Exercise requirements – Every line with the string "time" should be gathered.

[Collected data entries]
--- START ---
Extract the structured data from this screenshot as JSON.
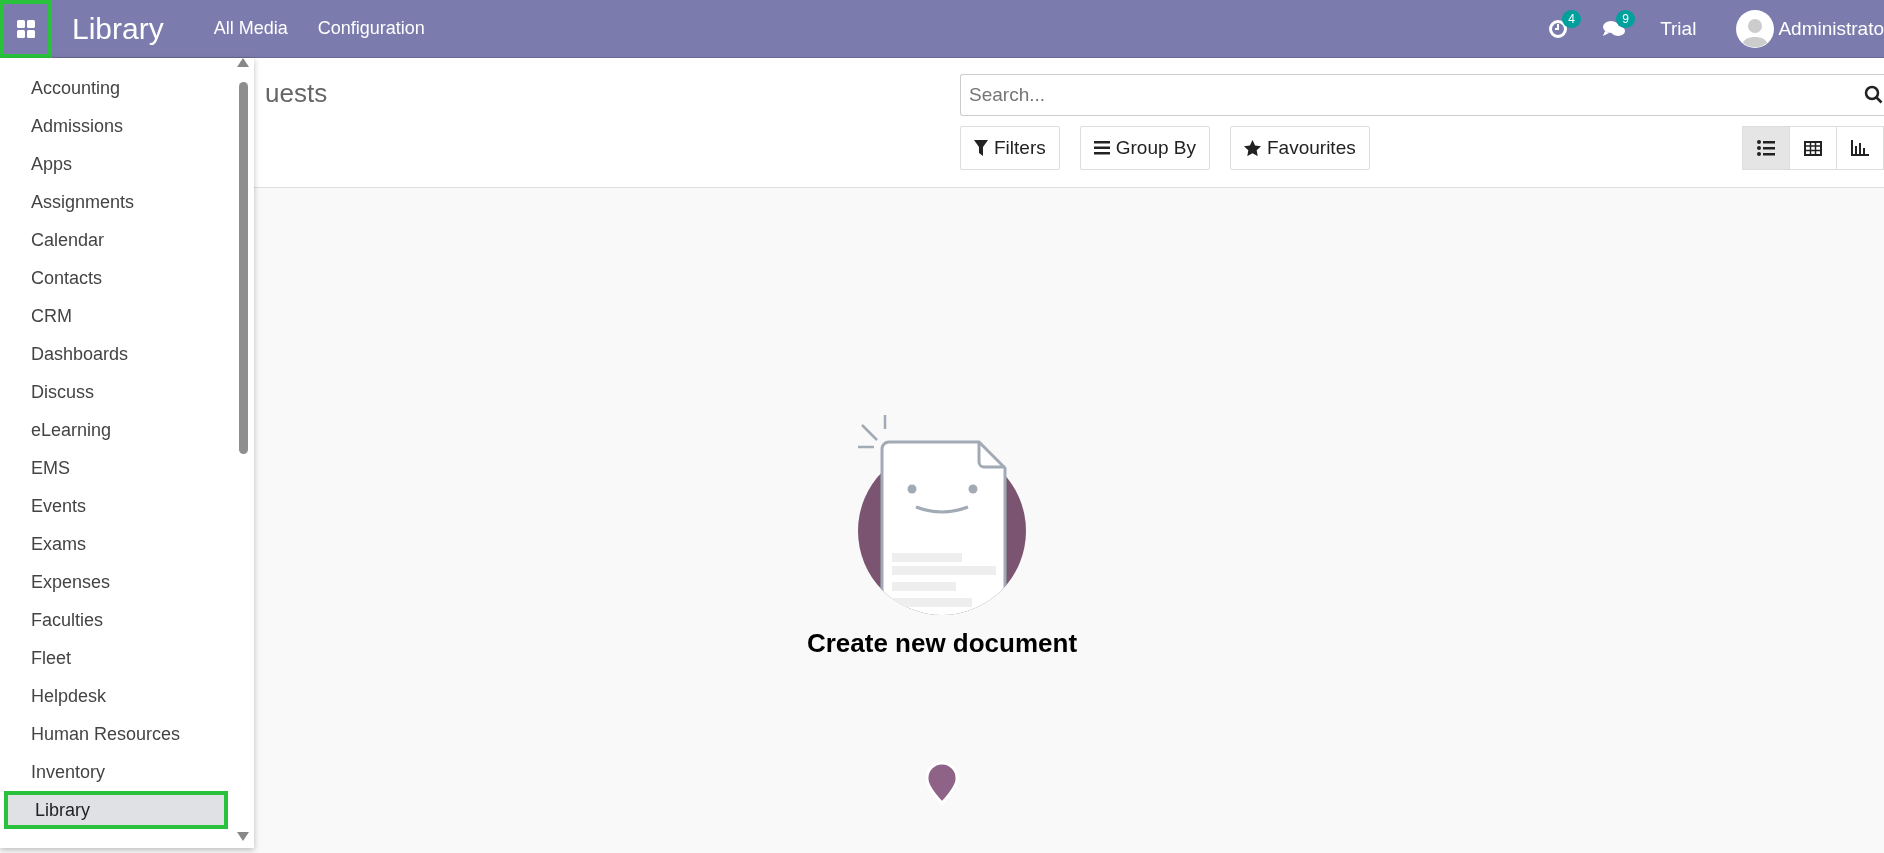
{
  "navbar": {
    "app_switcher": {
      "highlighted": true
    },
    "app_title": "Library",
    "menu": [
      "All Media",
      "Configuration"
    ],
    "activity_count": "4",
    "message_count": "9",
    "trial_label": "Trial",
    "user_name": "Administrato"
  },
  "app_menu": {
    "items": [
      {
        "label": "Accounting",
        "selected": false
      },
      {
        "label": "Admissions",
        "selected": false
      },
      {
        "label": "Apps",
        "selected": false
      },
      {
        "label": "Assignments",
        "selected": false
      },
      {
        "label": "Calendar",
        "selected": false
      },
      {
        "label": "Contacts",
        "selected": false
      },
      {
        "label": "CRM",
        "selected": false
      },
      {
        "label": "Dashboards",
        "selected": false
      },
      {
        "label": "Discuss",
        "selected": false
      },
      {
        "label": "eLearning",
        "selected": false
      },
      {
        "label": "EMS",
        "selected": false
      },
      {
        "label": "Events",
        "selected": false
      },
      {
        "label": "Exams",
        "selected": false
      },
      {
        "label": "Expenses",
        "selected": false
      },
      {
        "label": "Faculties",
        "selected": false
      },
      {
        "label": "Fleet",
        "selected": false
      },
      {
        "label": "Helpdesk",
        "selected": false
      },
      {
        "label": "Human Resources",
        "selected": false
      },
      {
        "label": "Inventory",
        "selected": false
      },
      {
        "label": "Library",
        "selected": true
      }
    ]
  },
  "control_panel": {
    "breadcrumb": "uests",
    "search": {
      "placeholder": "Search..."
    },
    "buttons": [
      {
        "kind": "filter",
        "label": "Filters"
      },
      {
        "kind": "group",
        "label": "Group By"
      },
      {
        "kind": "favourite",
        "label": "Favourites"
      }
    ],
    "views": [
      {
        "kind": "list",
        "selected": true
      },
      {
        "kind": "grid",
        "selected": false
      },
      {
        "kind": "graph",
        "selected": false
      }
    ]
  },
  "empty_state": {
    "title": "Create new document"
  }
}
--- END ---
--- START ---
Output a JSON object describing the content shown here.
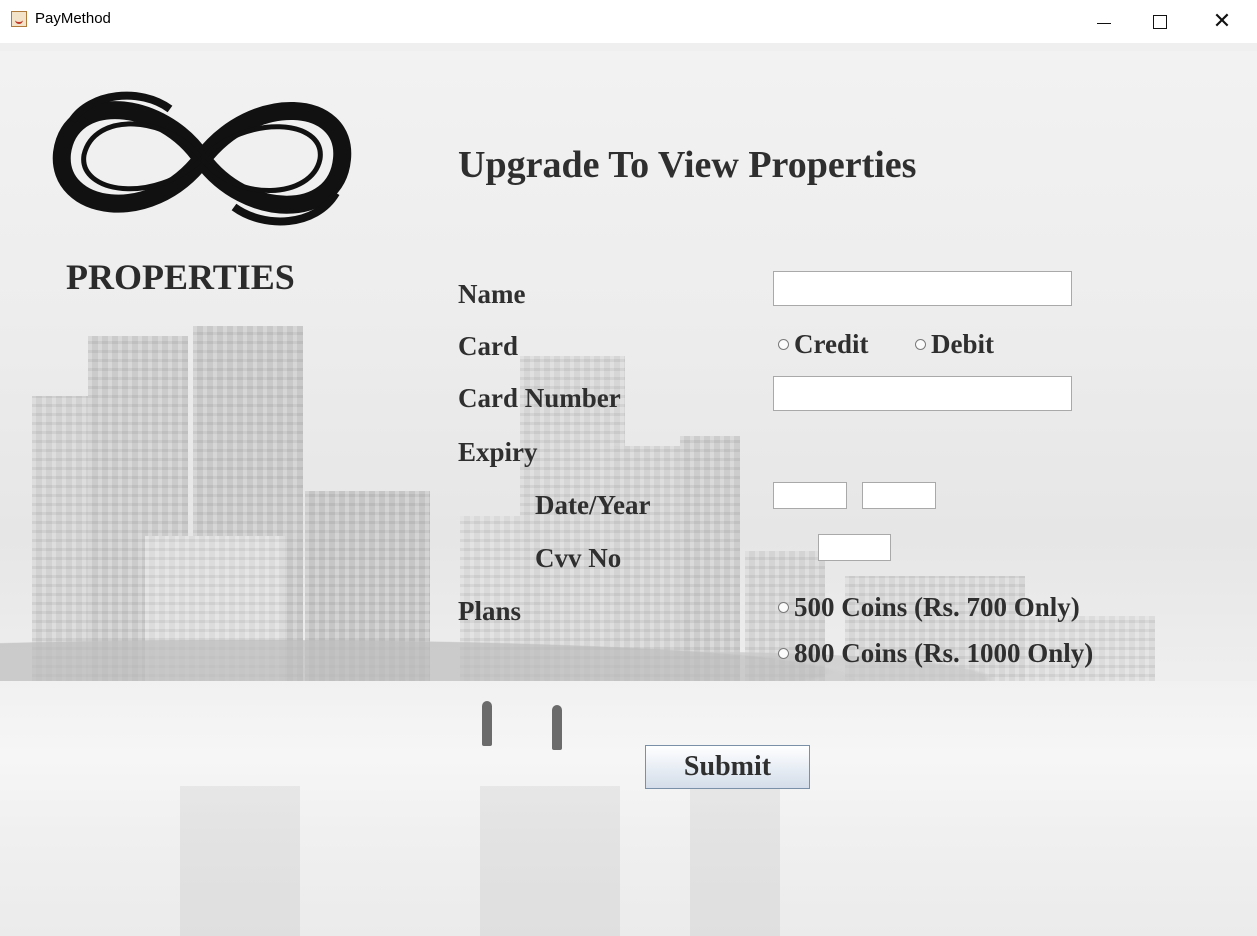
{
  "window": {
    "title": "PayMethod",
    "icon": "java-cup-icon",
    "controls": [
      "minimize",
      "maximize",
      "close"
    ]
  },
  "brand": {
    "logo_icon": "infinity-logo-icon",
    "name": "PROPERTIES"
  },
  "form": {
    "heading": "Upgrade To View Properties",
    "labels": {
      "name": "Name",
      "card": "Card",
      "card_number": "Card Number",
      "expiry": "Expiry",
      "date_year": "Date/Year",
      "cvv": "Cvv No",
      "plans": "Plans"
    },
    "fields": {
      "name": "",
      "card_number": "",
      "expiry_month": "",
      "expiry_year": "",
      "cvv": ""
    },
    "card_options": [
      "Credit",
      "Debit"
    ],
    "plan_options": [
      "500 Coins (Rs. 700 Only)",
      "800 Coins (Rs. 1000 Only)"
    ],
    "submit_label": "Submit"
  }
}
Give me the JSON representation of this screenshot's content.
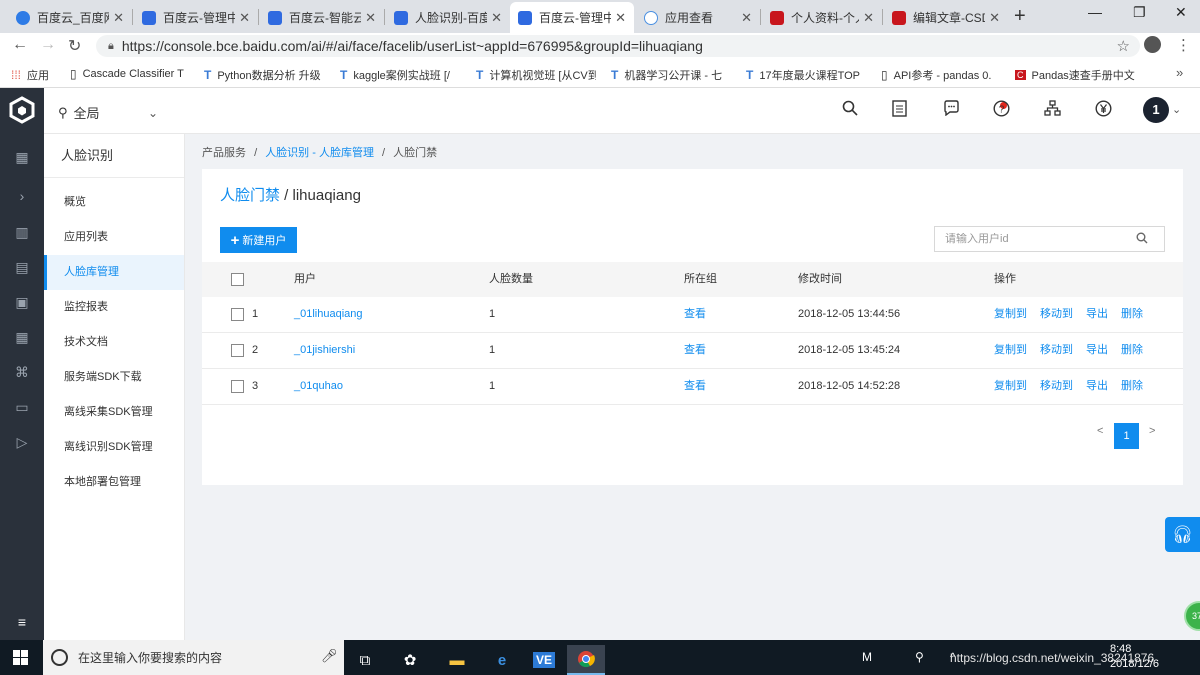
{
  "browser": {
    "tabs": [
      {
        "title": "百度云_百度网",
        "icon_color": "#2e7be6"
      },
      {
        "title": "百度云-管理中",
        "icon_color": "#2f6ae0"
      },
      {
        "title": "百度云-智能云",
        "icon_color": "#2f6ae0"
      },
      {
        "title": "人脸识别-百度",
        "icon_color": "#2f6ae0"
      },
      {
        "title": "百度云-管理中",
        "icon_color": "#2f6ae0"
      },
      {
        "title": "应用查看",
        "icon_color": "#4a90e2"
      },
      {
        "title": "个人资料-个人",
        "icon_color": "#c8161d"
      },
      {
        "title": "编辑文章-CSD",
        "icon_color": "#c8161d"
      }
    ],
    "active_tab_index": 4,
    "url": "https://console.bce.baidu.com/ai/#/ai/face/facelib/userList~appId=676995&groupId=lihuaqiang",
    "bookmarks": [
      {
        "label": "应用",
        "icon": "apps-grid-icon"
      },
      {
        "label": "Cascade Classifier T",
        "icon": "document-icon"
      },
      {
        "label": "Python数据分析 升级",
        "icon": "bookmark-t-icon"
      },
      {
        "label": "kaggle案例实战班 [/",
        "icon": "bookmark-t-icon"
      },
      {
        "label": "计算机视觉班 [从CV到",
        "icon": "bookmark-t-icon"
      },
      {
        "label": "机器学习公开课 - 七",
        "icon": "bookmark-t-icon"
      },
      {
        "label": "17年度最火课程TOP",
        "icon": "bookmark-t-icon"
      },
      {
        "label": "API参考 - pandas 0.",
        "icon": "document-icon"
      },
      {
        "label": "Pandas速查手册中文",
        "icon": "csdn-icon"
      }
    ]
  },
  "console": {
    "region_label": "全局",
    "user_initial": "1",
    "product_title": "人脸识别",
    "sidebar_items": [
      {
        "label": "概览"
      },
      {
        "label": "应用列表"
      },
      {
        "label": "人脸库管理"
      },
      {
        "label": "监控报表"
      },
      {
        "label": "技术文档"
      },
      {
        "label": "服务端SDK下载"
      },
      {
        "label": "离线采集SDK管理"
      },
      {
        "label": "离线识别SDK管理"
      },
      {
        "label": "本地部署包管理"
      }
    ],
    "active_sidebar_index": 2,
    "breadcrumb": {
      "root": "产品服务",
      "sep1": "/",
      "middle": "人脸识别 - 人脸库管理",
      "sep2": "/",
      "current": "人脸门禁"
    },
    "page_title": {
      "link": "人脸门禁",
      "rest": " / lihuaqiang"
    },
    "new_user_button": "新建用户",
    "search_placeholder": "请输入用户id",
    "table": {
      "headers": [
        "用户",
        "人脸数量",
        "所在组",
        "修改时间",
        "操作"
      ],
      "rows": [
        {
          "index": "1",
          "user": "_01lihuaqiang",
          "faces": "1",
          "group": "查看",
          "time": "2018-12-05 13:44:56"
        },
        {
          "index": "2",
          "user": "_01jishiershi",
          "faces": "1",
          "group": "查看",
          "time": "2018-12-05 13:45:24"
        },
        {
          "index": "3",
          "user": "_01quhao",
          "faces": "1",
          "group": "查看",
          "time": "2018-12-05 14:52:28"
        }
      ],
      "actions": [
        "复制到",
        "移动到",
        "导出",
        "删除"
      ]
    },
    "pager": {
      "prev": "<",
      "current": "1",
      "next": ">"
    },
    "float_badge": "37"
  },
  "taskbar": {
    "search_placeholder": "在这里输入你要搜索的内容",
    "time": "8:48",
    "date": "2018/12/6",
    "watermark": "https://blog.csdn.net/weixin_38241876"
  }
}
--- END ---
--- START ---
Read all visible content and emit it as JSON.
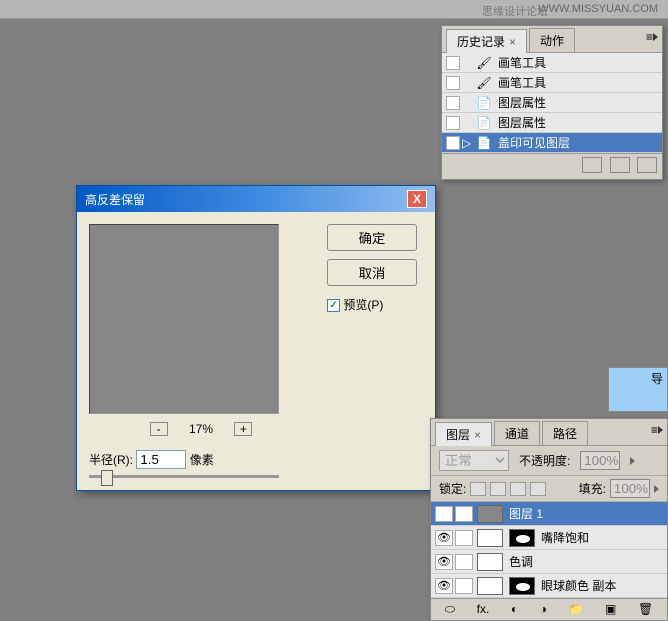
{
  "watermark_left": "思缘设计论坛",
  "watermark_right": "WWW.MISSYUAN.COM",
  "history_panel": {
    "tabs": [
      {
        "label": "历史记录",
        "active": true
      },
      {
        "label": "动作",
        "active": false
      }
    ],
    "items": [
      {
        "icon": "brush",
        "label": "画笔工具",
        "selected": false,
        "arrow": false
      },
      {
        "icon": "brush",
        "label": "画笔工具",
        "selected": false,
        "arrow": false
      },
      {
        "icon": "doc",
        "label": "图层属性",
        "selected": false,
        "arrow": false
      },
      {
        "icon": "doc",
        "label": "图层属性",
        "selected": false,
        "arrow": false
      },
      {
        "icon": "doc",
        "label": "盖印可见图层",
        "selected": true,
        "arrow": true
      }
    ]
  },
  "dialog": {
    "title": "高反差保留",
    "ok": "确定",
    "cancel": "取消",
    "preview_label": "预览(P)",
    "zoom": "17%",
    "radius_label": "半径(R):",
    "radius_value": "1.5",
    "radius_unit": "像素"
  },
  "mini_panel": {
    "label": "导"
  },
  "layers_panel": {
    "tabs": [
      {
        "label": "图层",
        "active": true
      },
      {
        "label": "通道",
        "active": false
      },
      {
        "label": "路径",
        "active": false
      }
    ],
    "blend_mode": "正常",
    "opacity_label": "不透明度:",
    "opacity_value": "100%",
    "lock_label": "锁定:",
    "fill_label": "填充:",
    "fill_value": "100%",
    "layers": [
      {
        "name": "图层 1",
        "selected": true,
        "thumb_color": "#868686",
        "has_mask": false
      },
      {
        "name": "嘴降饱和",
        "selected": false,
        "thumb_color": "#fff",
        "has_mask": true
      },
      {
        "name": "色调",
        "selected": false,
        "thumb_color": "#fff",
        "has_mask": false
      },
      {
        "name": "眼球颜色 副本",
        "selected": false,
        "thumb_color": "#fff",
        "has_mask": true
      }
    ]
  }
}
--- END ---
Result of the task –
          "time": "2018-12-05 13:44:56"
          "time": "2018-12-05 13:45:24"
          "time": "2018-12-05 14:52:28"
    "time": "8:48",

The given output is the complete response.